• GIVEN REQUEST: Collect every line in the records below that contains the word "image".

## START

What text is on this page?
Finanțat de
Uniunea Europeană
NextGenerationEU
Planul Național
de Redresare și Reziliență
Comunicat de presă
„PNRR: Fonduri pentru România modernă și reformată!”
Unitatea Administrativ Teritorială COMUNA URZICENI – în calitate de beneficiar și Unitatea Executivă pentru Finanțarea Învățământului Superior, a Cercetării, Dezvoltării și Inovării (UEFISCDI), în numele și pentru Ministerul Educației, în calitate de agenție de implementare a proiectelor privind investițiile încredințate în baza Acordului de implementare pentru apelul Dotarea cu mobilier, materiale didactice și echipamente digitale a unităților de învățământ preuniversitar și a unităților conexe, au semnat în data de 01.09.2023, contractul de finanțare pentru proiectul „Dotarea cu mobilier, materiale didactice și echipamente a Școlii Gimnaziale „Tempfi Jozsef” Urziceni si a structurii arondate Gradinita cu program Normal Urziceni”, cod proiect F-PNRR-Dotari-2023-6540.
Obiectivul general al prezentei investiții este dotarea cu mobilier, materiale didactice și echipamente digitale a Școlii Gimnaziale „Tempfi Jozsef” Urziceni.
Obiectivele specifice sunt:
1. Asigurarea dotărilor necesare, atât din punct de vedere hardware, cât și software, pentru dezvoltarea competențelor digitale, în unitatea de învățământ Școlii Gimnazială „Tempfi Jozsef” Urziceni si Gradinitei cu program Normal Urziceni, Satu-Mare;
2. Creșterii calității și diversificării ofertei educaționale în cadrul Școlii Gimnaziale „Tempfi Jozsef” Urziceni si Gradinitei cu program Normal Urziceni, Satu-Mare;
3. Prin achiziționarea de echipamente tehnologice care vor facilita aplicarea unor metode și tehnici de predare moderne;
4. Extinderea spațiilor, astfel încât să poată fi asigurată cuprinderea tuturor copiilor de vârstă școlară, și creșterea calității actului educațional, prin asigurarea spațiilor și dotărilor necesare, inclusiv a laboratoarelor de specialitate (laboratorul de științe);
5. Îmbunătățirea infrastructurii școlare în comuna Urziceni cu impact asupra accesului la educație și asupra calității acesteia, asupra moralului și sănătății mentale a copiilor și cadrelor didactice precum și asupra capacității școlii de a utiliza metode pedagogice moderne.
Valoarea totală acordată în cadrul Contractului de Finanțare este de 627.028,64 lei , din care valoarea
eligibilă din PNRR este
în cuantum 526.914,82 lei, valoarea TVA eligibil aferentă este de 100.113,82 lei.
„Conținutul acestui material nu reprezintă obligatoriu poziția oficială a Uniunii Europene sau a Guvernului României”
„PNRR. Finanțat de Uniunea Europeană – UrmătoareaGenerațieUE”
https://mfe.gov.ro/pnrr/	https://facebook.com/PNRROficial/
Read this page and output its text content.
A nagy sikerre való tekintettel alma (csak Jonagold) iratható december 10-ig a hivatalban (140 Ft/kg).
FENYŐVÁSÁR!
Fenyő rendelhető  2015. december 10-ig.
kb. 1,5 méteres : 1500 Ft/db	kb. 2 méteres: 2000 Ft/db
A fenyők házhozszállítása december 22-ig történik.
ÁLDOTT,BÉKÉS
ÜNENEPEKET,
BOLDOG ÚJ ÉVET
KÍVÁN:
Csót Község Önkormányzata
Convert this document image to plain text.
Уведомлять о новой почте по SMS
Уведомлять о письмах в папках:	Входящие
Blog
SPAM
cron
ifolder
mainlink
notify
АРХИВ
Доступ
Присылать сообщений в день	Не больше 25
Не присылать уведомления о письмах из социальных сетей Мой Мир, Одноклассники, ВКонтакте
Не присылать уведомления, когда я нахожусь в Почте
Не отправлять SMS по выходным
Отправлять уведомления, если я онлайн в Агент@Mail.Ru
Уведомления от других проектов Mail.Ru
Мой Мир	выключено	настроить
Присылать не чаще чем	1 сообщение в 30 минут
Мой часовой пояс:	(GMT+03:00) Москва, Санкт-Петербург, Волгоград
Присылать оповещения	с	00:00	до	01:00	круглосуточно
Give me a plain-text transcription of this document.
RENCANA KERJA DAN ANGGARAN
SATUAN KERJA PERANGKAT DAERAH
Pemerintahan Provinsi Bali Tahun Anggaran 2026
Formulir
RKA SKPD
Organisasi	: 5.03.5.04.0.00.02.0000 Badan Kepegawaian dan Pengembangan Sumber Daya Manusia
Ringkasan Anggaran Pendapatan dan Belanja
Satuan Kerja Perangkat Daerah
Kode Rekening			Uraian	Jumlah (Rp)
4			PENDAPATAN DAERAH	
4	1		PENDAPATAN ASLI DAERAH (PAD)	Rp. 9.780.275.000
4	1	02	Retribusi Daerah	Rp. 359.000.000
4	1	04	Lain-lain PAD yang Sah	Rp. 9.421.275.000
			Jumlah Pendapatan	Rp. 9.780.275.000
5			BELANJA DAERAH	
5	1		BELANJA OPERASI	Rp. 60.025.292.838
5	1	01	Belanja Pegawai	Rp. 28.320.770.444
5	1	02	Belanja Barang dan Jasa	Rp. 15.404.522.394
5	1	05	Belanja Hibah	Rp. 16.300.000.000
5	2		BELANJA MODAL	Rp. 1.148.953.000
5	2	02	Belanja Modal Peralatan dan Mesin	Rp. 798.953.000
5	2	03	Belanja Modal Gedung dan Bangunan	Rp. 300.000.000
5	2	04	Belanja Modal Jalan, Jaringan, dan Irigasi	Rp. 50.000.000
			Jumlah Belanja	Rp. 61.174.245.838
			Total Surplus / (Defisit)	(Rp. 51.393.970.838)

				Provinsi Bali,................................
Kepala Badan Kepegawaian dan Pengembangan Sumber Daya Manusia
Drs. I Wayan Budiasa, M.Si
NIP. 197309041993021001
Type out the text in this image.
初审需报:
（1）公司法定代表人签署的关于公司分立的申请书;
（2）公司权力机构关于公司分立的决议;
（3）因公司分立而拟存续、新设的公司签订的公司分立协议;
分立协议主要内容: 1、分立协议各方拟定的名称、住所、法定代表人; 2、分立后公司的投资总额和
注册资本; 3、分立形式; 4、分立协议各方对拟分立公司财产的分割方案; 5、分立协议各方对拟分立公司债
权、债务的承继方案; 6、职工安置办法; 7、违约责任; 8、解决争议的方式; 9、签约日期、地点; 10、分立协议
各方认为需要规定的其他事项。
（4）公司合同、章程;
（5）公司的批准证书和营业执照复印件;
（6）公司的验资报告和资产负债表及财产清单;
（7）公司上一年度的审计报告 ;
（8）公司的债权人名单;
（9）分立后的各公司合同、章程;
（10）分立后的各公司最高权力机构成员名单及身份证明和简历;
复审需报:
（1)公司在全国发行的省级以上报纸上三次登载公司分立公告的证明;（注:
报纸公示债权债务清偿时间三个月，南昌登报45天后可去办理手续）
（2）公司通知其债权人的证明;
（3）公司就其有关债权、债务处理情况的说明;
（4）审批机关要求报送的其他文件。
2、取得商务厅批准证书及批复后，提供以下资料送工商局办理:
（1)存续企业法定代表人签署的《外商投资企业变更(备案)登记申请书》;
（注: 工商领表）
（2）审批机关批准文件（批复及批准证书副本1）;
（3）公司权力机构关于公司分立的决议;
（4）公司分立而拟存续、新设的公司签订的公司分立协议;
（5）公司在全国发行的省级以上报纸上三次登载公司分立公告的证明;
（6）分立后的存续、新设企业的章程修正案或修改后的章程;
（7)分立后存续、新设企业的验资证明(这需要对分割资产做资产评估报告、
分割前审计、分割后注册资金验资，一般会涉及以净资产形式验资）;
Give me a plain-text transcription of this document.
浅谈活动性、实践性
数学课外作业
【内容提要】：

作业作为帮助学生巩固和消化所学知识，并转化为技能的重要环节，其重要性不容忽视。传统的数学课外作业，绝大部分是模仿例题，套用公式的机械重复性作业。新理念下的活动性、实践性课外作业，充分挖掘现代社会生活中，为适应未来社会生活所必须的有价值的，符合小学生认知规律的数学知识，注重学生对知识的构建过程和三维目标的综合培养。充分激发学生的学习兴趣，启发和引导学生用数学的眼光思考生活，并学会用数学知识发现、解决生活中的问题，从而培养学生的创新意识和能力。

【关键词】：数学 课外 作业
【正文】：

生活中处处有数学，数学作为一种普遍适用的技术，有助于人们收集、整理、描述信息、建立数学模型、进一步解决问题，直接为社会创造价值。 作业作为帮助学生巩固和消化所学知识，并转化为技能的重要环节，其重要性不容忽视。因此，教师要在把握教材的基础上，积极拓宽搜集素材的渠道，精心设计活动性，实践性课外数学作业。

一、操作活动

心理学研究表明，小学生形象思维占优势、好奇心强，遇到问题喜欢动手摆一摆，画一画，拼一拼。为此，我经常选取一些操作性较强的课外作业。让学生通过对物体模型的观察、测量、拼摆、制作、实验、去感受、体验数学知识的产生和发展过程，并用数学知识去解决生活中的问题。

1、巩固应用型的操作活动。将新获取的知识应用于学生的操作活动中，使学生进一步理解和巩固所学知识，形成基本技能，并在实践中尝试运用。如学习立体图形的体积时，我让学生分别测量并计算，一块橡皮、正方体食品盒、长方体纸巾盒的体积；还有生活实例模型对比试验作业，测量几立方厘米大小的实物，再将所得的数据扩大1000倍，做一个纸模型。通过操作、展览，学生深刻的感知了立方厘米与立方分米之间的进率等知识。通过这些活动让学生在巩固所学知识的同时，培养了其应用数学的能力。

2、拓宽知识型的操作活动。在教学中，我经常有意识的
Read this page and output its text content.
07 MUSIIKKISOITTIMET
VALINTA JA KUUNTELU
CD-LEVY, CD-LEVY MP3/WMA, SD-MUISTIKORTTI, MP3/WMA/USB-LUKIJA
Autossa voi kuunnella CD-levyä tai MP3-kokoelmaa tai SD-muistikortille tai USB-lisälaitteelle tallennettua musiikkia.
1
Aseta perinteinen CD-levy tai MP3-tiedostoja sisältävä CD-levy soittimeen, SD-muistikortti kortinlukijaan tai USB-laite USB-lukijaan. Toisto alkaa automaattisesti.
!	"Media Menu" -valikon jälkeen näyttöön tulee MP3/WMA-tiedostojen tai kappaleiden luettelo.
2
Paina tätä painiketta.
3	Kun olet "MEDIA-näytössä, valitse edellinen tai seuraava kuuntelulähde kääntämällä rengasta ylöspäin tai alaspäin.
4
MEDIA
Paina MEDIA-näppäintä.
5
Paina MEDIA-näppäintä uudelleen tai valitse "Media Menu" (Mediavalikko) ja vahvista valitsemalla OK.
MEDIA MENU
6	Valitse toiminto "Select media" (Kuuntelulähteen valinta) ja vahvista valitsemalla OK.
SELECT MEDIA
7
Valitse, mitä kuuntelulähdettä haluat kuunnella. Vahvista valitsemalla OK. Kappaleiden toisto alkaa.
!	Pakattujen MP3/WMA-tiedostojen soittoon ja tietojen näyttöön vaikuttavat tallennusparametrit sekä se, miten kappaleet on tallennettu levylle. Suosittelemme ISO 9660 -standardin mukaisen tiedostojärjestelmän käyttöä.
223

## END

• TASK RESULT:
Convert this document image to plain text.
Type out the text in this image.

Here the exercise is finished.